(begin)

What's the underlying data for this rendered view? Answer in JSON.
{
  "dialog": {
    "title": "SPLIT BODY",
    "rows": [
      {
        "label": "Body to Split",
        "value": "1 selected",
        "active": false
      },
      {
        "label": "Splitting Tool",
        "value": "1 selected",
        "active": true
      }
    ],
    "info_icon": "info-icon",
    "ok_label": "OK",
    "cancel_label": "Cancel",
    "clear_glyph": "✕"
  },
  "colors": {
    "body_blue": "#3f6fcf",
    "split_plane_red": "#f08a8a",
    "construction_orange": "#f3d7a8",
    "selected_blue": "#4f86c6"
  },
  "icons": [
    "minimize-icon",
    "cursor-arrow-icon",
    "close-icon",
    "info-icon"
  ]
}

(end)

■ YOUR TASK ■
Extract all of the data shown above and repeat it verbatim.

■ RIGHT ANSWER ■
What's the underlying data for this rendered view? Answer in JSON.
{
  "dialog": {
    "title": "SPLIT BODY",
    "rows": [
      {
        "label": "Body to Split",
        "value": "1 selected",
        "active": false
      },
      {
        "label": "Splitting Tool",
        "value": "1 selected",
        "active": true
      }
    ],
    "info_icon": "info-icon",
    "ok_label": "OK",
    "cancel_label": "Cancel",
    "clear_glyph": "✕"
  },
  "colors": {
    "body_blue": "#3f6fcf",
    "split_plane_red": "#f08a8a",
    "construction_orange": "#f3d7a8",
    "selected_blue": "#4f86c6"
  },
  "icons": [
    "minimize-icon",
    "cursor-arrow-icon",
    "close-icon",
    "info-icon"
  ]
}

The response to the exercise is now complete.